Records that describe figures
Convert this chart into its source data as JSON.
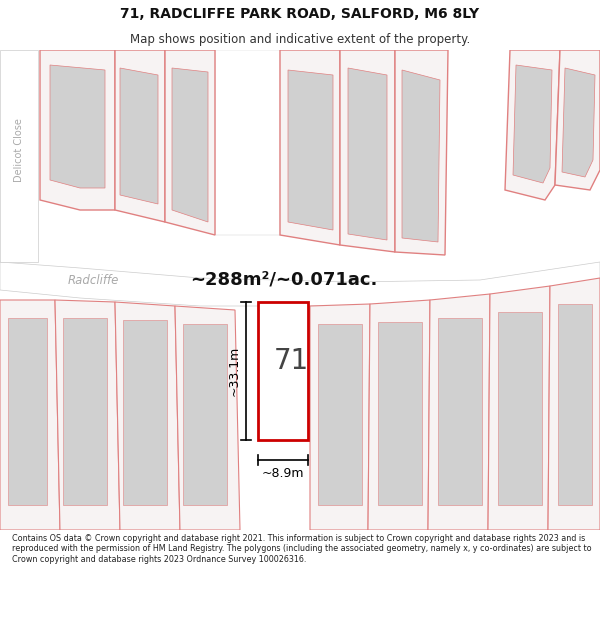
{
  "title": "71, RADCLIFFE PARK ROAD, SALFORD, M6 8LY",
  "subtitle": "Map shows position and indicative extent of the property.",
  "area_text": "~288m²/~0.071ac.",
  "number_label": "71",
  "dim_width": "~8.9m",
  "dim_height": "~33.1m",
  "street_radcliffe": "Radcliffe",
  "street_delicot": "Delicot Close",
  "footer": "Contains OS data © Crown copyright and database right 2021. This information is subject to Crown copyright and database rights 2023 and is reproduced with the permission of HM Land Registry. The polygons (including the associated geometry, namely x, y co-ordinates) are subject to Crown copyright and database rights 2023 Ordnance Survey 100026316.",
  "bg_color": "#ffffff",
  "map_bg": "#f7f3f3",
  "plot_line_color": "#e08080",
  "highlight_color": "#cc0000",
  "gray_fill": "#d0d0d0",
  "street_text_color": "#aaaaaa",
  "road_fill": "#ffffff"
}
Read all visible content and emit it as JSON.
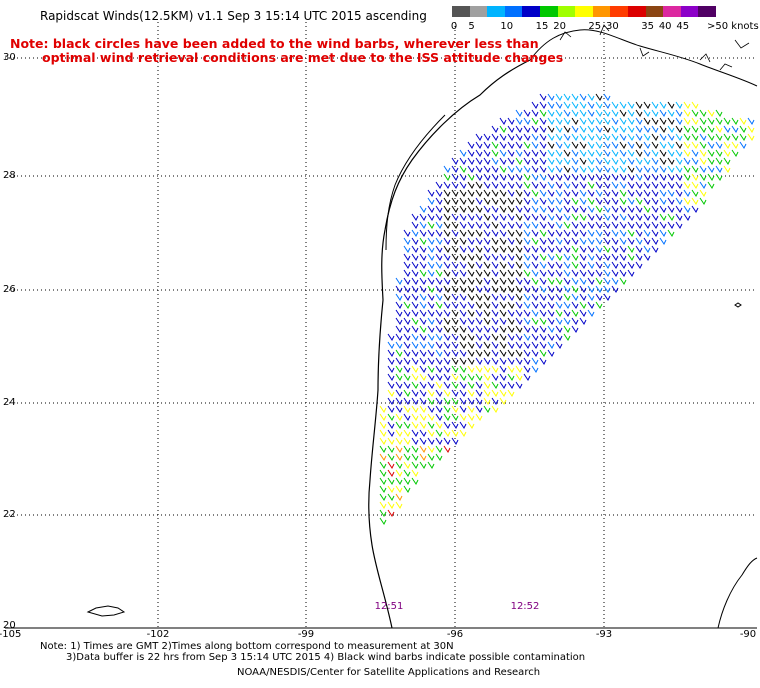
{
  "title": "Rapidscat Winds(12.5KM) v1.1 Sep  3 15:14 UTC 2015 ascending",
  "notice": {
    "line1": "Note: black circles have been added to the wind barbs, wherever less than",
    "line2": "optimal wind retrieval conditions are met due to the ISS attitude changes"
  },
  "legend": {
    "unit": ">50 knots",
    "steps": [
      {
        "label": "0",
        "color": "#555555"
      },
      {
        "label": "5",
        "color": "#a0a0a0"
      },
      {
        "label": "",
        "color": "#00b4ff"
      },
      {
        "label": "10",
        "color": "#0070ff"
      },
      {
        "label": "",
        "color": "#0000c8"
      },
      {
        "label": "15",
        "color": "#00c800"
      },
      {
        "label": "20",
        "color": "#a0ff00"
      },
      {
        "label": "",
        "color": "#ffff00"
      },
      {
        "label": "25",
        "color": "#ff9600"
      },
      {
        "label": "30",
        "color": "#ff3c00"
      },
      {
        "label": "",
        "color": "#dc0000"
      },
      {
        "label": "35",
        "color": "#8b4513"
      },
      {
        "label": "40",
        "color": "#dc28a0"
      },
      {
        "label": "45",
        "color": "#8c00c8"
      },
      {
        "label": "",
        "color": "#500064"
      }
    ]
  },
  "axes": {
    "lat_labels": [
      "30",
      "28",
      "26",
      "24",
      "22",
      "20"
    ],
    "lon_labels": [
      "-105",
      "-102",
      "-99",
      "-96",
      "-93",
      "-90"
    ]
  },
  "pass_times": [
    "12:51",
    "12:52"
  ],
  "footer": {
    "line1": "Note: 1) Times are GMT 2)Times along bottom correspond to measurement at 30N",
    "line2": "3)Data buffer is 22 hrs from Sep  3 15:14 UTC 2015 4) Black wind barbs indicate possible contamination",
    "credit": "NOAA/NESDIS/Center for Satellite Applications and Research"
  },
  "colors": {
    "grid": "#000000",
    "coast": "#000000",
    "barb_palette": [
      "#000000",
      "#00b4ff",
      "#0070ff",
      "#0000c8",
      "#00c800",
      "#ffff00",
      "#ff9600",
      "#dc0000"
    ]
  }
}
---
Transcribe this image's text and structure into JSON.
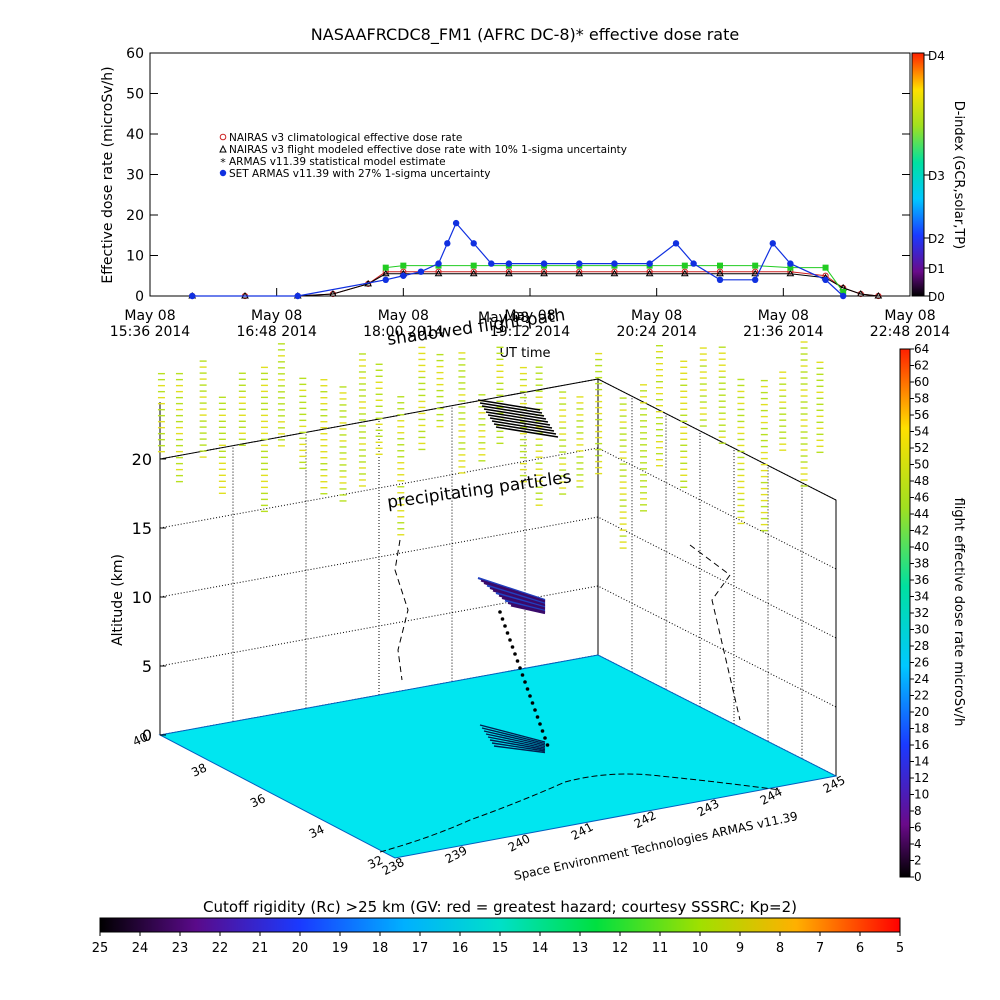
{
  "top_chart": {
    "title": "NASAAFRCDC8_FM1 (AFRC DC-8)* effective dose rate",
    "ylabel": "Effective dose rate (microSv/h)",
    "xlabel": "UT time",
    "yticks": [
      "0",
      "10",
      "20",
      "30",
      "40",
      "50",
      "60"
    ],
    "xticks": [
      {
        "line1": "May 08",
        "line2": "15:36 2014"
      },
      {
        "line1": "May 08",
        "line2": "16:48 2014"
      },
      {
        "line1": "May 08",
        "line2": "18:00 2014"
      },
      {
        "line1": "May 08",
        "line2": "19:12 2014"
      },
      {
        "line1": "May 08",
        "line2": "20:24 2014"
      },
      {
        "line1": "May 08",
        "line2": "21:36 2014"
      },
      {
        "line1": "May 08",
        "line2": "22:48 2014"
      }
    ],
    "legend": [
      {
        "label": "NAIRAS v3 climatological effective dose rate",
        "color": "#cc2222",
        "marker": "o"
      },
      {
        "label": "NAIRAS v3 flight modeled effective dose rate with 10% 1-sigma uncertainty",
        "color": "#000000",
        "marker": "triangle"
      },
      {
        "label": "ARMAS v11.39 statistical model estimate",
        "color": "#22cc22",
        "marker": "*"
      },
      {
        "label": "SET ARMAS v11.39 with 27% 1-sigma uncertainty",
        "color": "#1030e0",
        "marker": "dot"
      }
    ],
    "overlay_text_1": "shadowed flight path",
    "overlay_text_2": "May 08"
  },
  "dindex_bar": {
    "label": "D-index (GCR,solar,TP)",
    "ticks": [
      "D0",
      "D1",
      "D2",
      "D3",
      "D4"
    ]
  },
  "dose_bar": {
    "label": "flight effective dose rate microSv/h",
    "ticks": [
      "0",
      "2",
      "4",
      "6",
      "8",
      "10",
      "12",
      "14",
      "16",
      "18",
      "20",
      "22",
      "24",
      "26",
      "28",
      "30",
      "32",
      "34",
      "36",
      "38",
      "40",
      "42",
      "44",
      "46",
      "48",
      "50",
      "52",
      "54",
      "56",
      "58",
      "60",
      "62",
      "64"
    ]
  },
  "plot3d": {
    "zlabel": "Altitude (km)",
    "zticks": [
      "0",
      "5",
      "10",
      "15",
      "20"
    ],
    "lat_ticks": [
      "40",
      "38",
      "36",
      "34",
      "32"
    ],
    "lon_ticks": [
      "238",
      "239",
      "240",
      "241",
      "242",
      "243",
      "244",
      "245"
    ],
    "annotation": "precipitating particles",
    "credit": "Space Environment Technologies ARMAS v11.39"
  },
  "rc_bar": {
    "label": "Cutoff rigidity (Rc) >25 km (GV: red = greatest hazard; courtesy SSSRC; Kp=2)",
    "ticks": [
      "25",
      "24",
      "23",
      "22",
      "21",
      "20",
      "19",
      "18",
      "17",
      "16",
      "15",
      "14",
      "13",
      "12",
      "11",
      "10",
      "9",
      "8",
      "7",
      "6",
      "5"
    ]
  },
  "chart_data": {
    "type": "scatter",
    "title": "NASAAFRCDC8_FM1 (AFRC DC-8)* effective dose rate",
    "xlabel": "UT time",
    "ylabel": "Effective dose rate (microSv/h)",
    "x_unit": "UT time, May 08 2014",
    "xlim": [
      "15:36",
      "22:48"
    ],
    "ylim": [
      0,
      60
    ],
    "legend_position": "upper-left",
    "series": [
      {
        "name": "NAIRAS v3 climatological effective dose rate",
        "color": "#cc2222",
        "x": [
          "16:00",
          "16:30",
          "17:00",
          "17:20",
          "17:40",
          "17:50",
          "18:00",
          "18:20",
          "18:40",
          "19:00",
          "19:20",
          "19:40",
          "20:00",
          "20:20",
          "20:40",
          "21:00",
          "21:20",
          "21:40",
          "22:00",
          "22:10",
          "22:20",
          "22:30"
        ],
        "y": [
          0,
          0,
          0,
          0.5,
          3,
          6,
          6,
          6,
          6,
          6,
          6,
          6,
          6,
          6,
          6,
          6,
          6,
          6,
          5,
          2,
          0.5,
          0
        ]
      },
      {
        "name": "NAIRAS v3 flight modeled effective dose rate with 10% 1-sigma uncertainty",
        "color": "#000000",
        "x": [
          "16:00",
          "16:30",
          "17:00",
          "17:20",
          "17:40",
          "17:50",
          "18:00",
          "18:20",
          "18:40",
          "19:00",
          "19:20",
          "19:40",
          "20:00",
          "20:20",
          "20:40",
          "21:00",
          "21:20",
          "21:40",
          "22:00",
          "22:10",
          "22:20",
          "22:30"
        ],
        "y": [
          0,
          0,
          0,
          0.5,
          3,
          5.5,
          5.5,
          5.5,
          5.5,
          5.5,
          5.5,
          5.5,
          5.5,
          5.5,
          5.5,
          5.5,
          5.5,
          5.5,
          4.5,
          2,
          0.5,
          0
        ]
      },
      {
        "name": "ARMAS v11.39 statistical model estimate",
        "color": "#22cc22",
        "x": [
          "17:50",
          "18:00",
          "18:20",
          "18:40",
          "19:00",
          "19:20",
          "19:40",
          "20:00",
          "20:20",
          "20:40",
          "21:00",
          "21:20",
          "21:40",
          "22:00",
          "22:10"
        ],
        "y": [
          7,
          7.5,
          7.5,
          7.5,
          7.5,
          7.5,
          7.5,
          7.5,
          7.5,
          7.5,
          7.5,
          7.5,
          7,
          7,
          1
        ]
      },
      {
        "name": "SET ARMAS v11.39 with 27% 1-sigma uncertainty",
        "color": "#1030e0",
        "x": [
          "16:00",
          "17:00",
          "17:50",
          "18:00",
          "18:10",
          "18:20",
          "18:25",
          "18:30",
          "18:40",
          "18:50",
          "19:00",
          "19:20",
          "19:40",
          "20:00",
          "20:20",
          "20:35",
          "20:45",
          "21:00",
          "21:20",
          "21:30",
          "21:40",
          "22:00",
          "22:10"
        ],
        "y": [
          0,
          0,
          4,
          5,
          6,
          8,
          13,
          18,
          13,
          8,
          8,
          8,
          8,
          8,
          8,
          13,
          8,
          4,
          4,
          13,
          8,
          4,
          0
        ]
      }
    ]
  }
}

**Your objective**
Your task is to collect every line above that contains the word "flight".

**Solution for this task**
        "label": "NAIRAS v3 flight modeled effective dose rate with 10% 1-sigma uncertainty",
    "overlay_text_1": "shadowed flight path",
    "label": "flight effective dose rate microSv/h",
        "name": "NAIRAS v3 flight modeled effective dose rate with 10% 1-sigma uncertainty",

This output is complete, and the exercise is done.